Your objective
Apart from the images, the records below need to be copied exactly.

[Page text dataset records]
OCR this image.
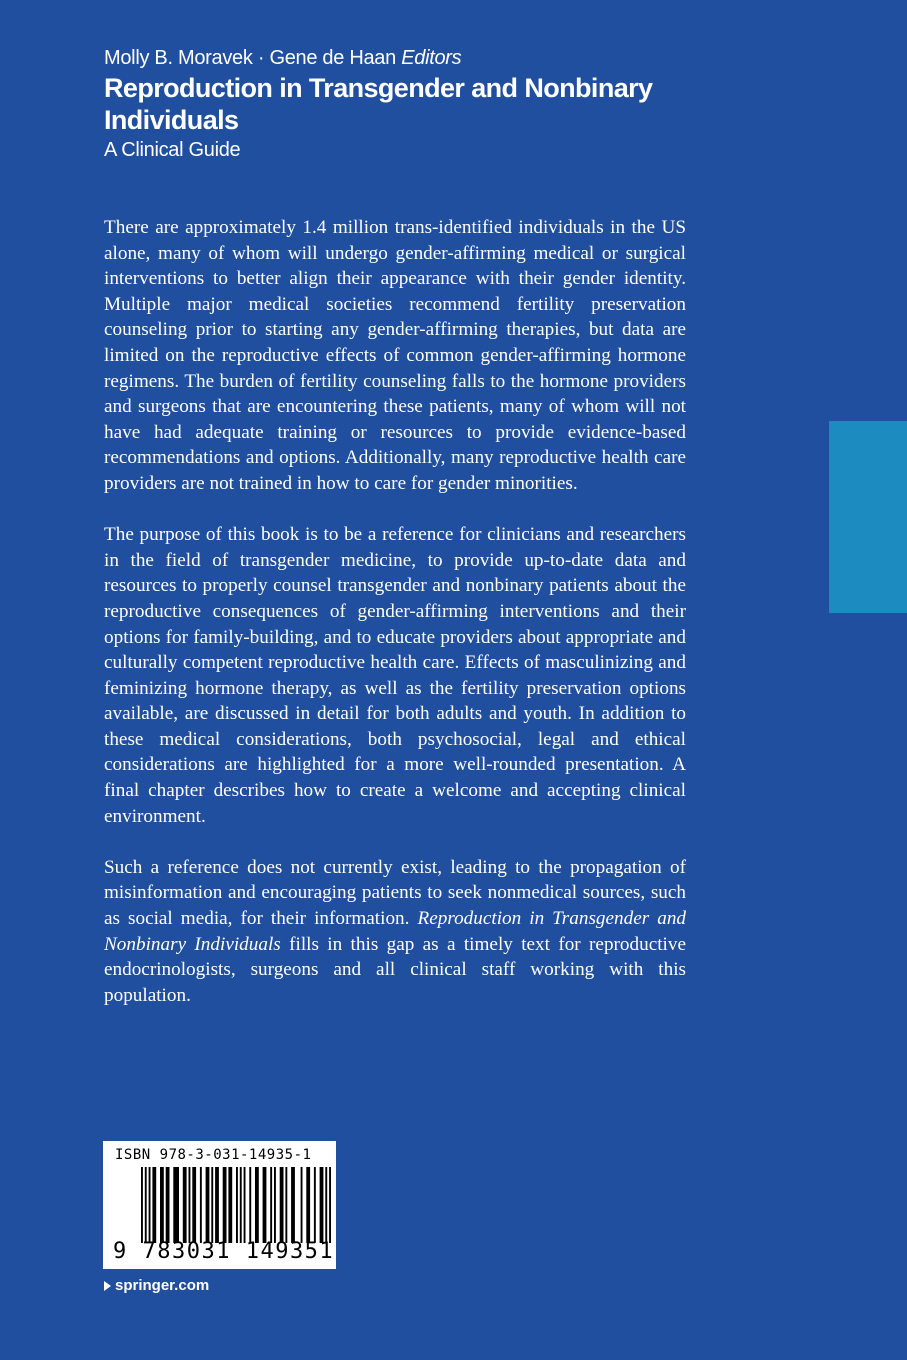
Molly B. Moravek · Gene de Haan Editors
Reproduction in Transgender and Nonbinary Individuals
A Clinical Guide

There are approximately 1.4 million trans-identified individuals in the US alone, many of whom will undergo gender-affirming medical or surgical interventions to better align their appearance with their gender identity. Multiple major medical societies recommend fertility preservation counseling prior to starting any gender-affirming therapies, but data are limited on the reproductive effects of common gender-affirming hormone regimens. The burden of fertility counseling falls to the hormone providers and surgeons that are encountering these patients, many of whom will not have had adequate training or resources to provide evidence-based recommendations and options. Additionally, many reproductive health care providers are not trained in how to care for gender minorities.

The purpose of this book is to be a reference for clinicians and researchers in the field of transgender medicine, to provide up-to-date data and resources to properly counsel transgender and nonbinary patients about the reproductive consequences of gender-affirming interventions and their options for family-building, and to educate providers about appropriate and culturally competent reproductive health care. Effects of masculinizing and feminizing hormone therapy, as well as the fertility preservation options available, are discussed in detail for both adults and youth. In addition to these medical considerations, both psychosocial, legal and ethical considerations are highlighted for a more well-rounded presentation. A final chapter describes how to create a welcome and accepting clinical environment.

Such a reference does not currently exist, leading to the propagation of misinformation and encouraging patients to seek nonmedical sources, such as social media, for their information. Reproduction in Transgender and Nonbinary Individuals fills in this gap as a timely text for reproductive endocrinologists, surgeons and all clinical staff working with this population.

ISBN 978-3-031-14935-1
9 783031 149351
springer.com
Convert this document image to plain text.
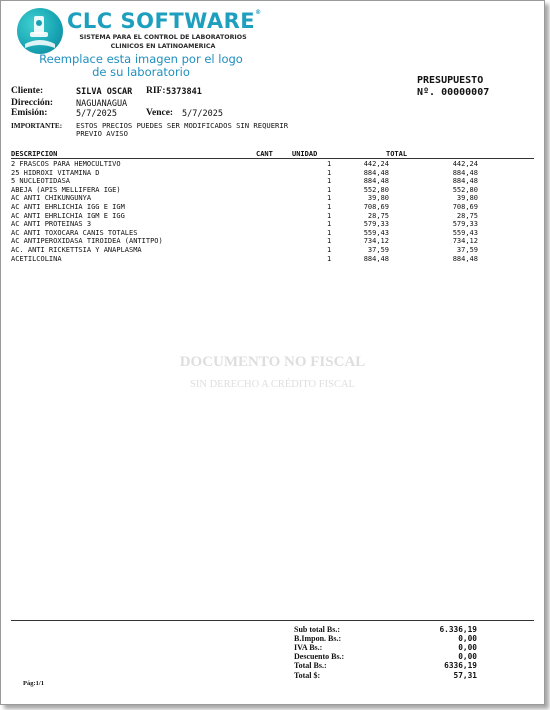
CLC SOFTWARE®
SISTEMA PARA EL CONTROL DE LABORATORIOS
CLINICOS EN LATINOAMERICA
Reemplace esta imagen por el logo
de su laboratorio
PRESUPUESTO
Nº. 00000007
Cliente:	SILVA OSCAR RIF: 5373841
Dirección:	NAGUANAGUA
Emisión:	5/7/2025	Vence: 5/7/2025
IMPORTANTE: ESTOS PRECIOS PUEDES SER MODIFICADOS SIN REQUERIR
PREVIO AVISO
DESCRIPCION	CANT	UNIDAD	TOTAL
2 FRASCOS PARA HEMOCULTIVO	1	442,24	442,24
25 HIDROXI VITAMINA D	1	884,48	884,48
5 NUCLEOTIDASA	1	884,48	884,48
ABEJA (APIS MELLIFERA IGE)	1	552,80	552,80
AC ANTI CHIKUNGUNYA	1	39,80	39,80
AC ANTI EHRLICHIA IGG E IGM	1	708,69	708,69
AC ANTI EHRLICHIA IGM E IGG	1	28,75	28,75
AC ANTI PROTEINAS 3	1	579,33	579,33
AC ANTI TOXOCARA CANIS TOTALES	1	559,43	559,43
AC ANTIPEROXIDASA TIROIDEA (ANTITPO)	1	734,12	734,12
AC. ANTI RICKETTSIA Y ANAPLASMA	1	37,59	37,59
ACETILCOLINA	1	884,48	884,48
DOCUMENTO NO FISCAL
SIN DERECHO A CRÉDITO FISCAL
Sub total Bs.:	6.336,19
B.Impon. Bs.:	0,00
IVA Bs.:	0,00
Descuento Bs.:	0,00
Total Bs.:	6336,19
Total $:	57,31
Pág:1/1
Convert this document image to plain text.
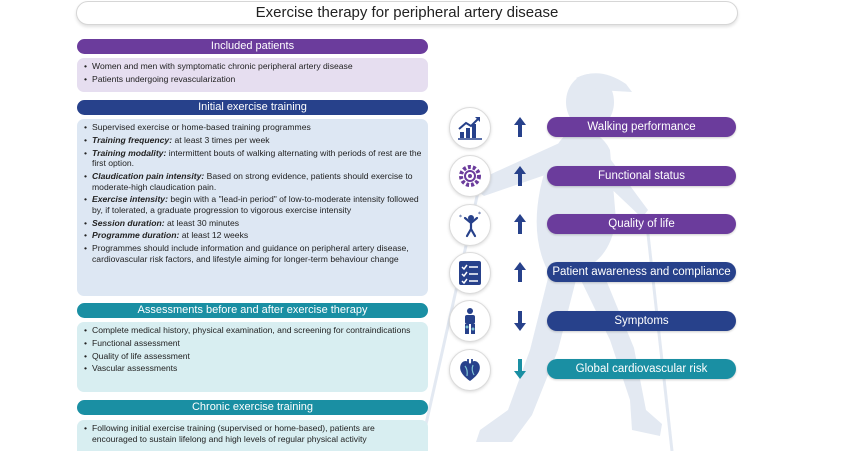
Exercise therapy for peripheral artery disease
Included patients
• Women and men with symptomatic chronic peripheral artery disease
• Patients undergoing revascularization
Initial exercise training
• Supervised exercise or home-based training programmes
• Training frequency: at least 3 times per week
• Training modality: intermittent bouts of walking alternating with periods of rest are the first option.
• Claudication pain intensity: Based on strong evidence, patients should exercise to moderate-high claudication pain.
• Exercise intensity: begin with a "lead-in period" of low-to-moderate intensity followed by, if tolerated, a graduate progression to vigorous exercise intensity
• Session duration: at least 30 minutes
• Programme duration: at least 12 weeks
• Programmes should include information and guidance on peripheral artery disease, cardiovascular risk factors, and lifestyle aiming for longer-term behaviour change
Assessments before and after exercise therapy
• Complete medical history, physical examination, and screening for contraindications
• Functional assessment
• Quality of life assessment
• Vascular assessments
Chronic exercise training
• Following initial exercise training (supervised or home-based), patients are encouraged to sustain lifelong and high levels of regular physical activity
Walking performance
Functional status
*	*
Quality of life
Patient awareness and compliance
Symptoms
Global cardiovascular risk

Expected answer
OCR this image.
Molly B. Moravek · Gene de Haan Editors
Reproduction in Transgender and Nonbinary Individuals
A Clinical Guide

There are approximately 1.4 million trans-identified individuals in the US alone, many of whom will undergo gender-affirming medical or surgical interventions to better align their appearance with their gender identity. Multiple major medical societies recommend fertility preservation counseling prior to starting any gender-affirming therapies, but data are limited on the reproductive effects of common gender-affirming hormone regimens. The burden of fertility counseling falls to the hormone providers and surgeons that are encountering these patients, many of whom will not have had adequate training or resources to provide evidence-based recommendations and options. Additionally, many reproductive health care providers are not trained in how to care for gender minorities.

The purpose of this book is to be a reference for clinicians and researchers in the field of transgender medicine, to provide up-to-date data and resources to properly counsel transgender and nonbinary patients about the reproductive consequences of gender-affirming interventions and their options for family-building, and to educate providers about appropriate and culturally competent reproductive health care. Effects of masculinizing and feminizing hormone therapy, as well as the fertility preservation options available, are discussed in detail for both adults and youth. In addition to these medical considerations, both psychosocial, legal and ethical considerations are highlighted for a more well-rounded presentation. A final chapter describes how to create a welcome and accepting clinical environment.

Such a reference does not currently exist, leading to the propagation of misinformation and encouraging patients to seek nonmedical sources, such as social media, for their information. Reproduction in Transgender and Nonbinary Individuals fills in this gap as a timely text for reproductive endocrinologists, surgeons and all clinical staff working with this population.

ISBN 978-3-031-14935-1
9 783031 149351
springer.com
Convert this document image to plain text.
CLC SOFTWARE®
SISTEMA PARA EL CONTROL DE LABORATORIOS
CLINICOS EN LATINOAMERICA
Reemplace esta imagen por el logo
de su laboratorio
PRESUPUESTO
Nº. 00000007
Cliente:	SILVA OSCAR RIF: 5373841
Dirección:	NAGUANAGUA
Emisión:	5/7/2025	Vence: 5/7/2025
IMPORTANTE: ESTOS PRECIOS PUEDES SER MODIFICADOS SIN REQUERIR
PREVIO AVISO
DESCRIPCION	CANT	UNIDAD	TOTAL
2 FRASCOS PARA HEMOCULTIVO	1	442,24	442,24
25 HIDROXI VITAMINA D	1	884,48	884,48
5 NUCLEOTIDASA	1	884,48	884,48
ABEJA (APIS MELLIFERA IGE)	1	552,80	552,80
AC ANTI CHIKUNGUNYA	1	39,80	39,80
AC ANTI EHRLICHIA IGG E IGM	1	708,69	708,69
AC ANTI EHRLICHIA IGM E IGG	1	28,75	28,75
AC ANTI PROTEINAS 3	1	579,33	579,33
AC ANTI TOXOCARA CANIS TOTALES	1	559,43	559,43
AC ANTIPEROXIDASA TIROIDEA (ANTITPO)	1	734,12	734,12
AC. ANTI RICKETTSIA Y ANAPLASMA	1	37,59	37,59
ACETILCOLINA	1	884,48	884,48
DOCUMENTO NO FISCAL
SIN DERECHO A CRÉDITO FISCAL
Sub total Bs.:	6.336,19
B.Impon. Bs.:	0,00
IVA Bs.:	0,00
Descuento Bs.:	0,00
Total Bs.:	6336,19
Total $:	57,31
Pág:1/1
Convert this document image to plain text.
Exercise therapy for peripheral artery disease
Included patients
• Women and men with symptomatic chronic peripheral artery disease
• Patients undergoing revascularization
Initial exercise training
• Supervised exercise or home-based training programmes
• Training frequency: at least 3 times per week
• Training modality: intermittent bouts of walking alternating with periods of rest are the first option.
• Claudication pain intensity: Based on strong evidence, patients should exercise to moderate-high claudication pain.
• Exercise intensity: begin with a "lead-in period" of low-to-moderate intensity followed by, if tolerated, a graduate progression to vigorous exercise intensity
• Session duration: at least 30 minutes
• Programme duration: at least 12 weeks
• Programmes should include information and guidance on peripheral artery disease, cardiovascular risk factors, and lifestyle aiming for longer-term behaviour change
Assessments before and after exercise therapy
• Complete medical history, physical examination, and screening for contraindications
• Functional assessment
• Quality of life assessment
• Vascular assessments
Chronic exercise training
• Following initial exercise training (supervised or home-based), patients are encouraged to sustain lifelong and high levels of regular physical activity
Walking performance
Functional status
*	*
Quality of life
Patient awareness and compliance
Symptoms
Global cardiovascular risk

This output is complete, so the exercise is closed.